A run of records
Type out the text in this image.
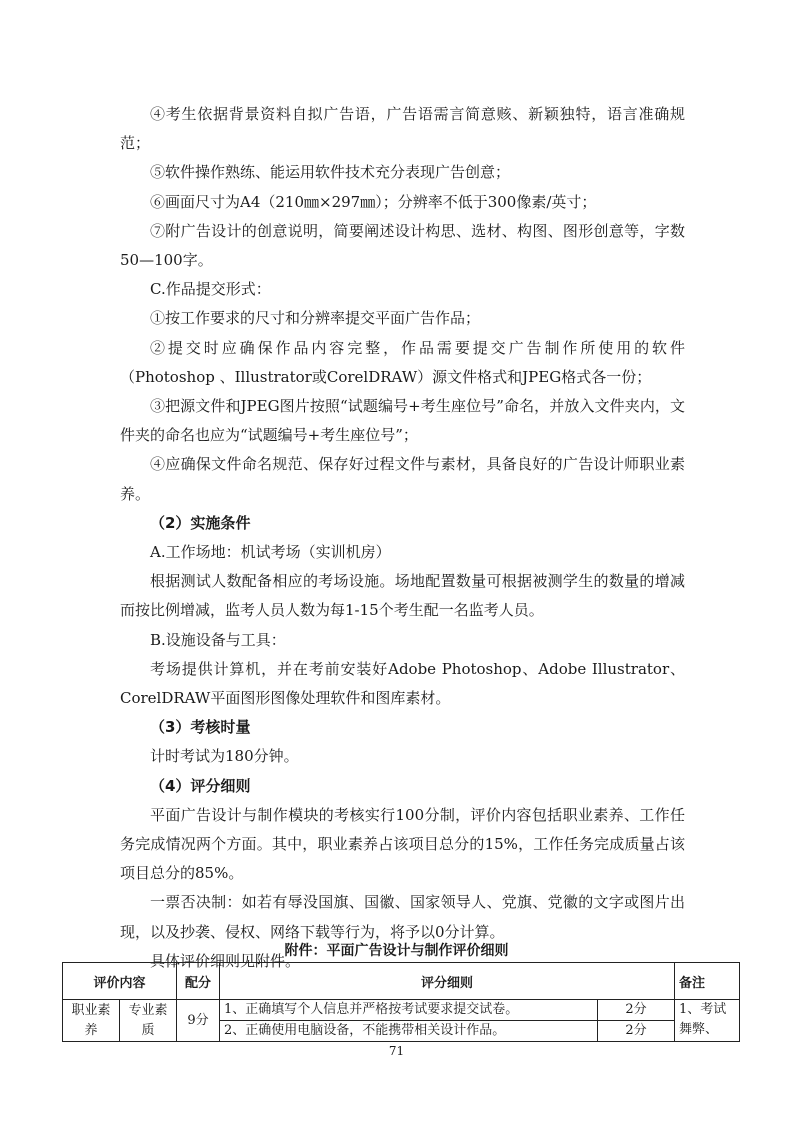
④考生依据背景资料自拟广告语，广告语需言简意赅、新颖独特，语言准确规范；

⑤软件操作熟练、能运用软件技术充分表现广告创意；

⑥画面尺寸为A4（210㎜×297㎜）；分辨率不低于300像素/英寸；

⑦附广告设计的创意说明，简要阐述设计构思、选材、构图、图形创意等，字数50—100字。

C.作品提交形式：

①按工作要求的尺寸和分辨率提交平面广告作品；

②提交时应确保作品内容完整，作品需要提交广告制作所使用的软件（Photoshop 、Illustrator或CorelDRAW）源文件格式和JPEG格式各一份；

③把源文件和JPEG图片按照“试题编号+考生座位号”命名，并放入文件夹内，文件夹的命名也应为“试题编号+考生座位号”；

④应确保文件命名规范、保存好过程文件与素材，具备良好的广告设计师职业素养。

（2）实施条件

A.工作场地：机试考场（实训机房）

根据测试人数配备相应的考场设施。场地配置数量可根据被测学生的数量的增减而按比例增减，监考人员人数为每1-15个考生配一名监考人员。

B.设施设备与工具：

考场提供计算机，并在考前安装好Adobe Photoshop、Adobe Illustrator、CorelDRAW平面图形图像处理软件和图库素材。

（3）考核时量

计时考试为180分钟。

（4）评分细则

平面广告设计与制作模块的考核实行100分制，评价内容包括职业素养、工作任务完成情况两个方面。其中，职业素养占该项目总分的15%，工作任务完成质量占该项目总分的85%。

一票否决制：如若有辱没国旗、国徽、国家领导人、党旗、党徽的文字或图片出现，以及抄袭、侵权、网络下载等行为，将予以0分计算。

具体评价细则见附件。

附件：平面广告设计与制作评价细则
评价内容		配分	评分细则		备注
职业素养	专业素质	9分	1、正确填写个人信息并严格按考试要求提交试卷。	2分	1、考试舞弊、
			2、正确使用电脑设备，不能携带相关设计作品。	2分	
71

## Exercise:
Where a line above contains the string "Photoshop", copy that line.

## Response to this task:
②提交时应确保作品内容完整，作品需要提交广告制作所使用的软件（Photoshop 、Illustrator或CorelDRAW）源文件格式和JPEG格式各一份；
考场提供计算机，并在考前安装好Adobe Photoshop、Adobe Illustrator、CorelDRAW平面图形图像处理软件和图库素材。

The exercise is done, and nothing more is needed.